BEGIN

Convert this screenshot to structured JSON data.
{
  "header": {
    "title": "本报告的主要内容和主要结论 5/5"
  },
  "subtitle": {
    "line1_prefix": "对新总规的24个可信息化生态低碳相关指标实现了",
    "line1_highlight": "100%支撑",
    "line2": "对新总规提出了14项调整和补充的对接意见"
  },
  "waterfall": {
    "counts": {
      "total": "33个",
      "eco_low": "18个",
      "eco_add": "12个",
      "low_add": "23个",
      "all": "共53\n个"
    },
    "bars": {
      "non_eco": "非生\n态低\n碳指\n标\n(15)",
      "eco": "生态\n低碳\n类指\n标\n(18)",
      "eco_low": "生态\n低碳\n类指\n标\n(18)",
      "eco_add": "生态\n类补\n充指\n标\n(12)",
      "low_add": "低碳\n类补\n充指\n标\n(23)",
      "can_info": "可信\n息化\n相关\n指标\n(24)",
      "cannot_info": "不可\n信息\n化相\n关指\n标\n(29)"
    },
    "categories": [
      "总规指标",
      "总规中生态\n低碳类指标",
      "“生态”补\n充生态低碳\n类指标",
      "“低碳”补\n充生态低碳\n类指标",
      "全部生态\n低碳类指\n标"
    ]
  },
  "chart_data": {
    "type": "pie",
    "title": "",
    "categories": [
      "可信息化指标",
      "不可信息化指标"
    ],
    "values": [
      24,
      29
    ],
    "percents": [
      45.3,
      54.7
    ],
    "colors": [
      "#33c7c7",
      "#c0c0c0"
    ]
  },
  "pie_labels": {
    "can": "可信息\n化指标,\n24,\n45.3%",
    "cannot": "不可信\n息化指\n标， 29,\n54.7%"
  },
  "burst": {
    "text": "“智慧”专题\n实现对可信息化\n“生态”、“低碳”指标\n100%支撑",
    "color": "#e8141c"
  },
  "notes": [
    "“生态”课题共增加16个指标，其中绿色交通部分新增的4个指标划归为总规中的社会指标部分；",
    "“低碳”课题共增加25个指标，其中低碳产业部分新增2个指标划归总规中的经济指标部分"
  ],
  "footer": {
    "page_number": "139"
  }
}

END

Exercise task
Would you give the material above again, complete and exact?

Output of the exercise
Convert this screenshot to structured JSON data.
{
  "header": {
    "title": "本报告的主要内容和主要结论 5/5"
  },
  "subtitle": {
    "line1_prefix": "对新总规的24个可信息化生态低碳相关指标实现了",
    "line1_highlight": "100%支撑",
    "line2": "对新总规提出了14项调整和补充的对接意见"
  },
  "waterfall": {
    "counts": {
      "total": "33个",
      "eco_low": "18个",
      "eco_add": "12个",
      "low_add": "23个",
      "all": "共53\n个"
    },
    "bars": {
      "non_eco": "非生\n态低\n碳指\n标\n(15)",
      "eco": "生态\n低碳\n类指\n标\n(18)",
      "eco_low": "生态\n低碳\n类指\n标\n(18)",
      "eco_add": "生态\n类补\n充指\n标\n(12)",
      "low_add": "低碳\n类补\n充指\n标\n(23)",
      "can_info": "可信\n息化\n相关\n指标\n(24)",
      "cannot_info": "不可\n信息\n化相\n关指\n标\n(29)"
    },
    "categories": [
      "总规指标",
      "总规中生态\n低碳类指标",
      "“生态”补\n充生态低碳\n类指标",
      "“低碳”补\n充生态低碳\n类指标",
      "全部生态\n低碳类指\n标"
    ]
  },
  "chart_data": {
    "type": "pie",
    "title": "",
    "categories": [
      "可信息化指标",
      "不可信息化指标"
    ],
    "values": [
      24,
      29
    ],
    "percents": [
      45.3,
      54.7
    ],
    "colors": [
      "#33c7c7",
      "#c0c0c0"
    ]
  },
  "pie_labels": {
    "can": "可信息\n化指标,\n24,\n45.3%",
    "cannot": "不可信\n息化指\n标， 29,\n54.7%"
  },
  "burst": {
    "text": "“智慧”专题\n实现对可信息化\n“生态”、“低碳”指标\n100%支撑",
    "color": "#e8141c"
  },
  "notes": [
    "“生态”课题共增加16个指标，其中绿色交通部分新增的4个指标划归为总规中的社会指标部分；",
    "“低碳”课题共增加25个指标，其中低碳产业部分新增2个指标划归总规中的经济指标部分"
  ],
  "footer": {
    "page_number": "139"
  }
}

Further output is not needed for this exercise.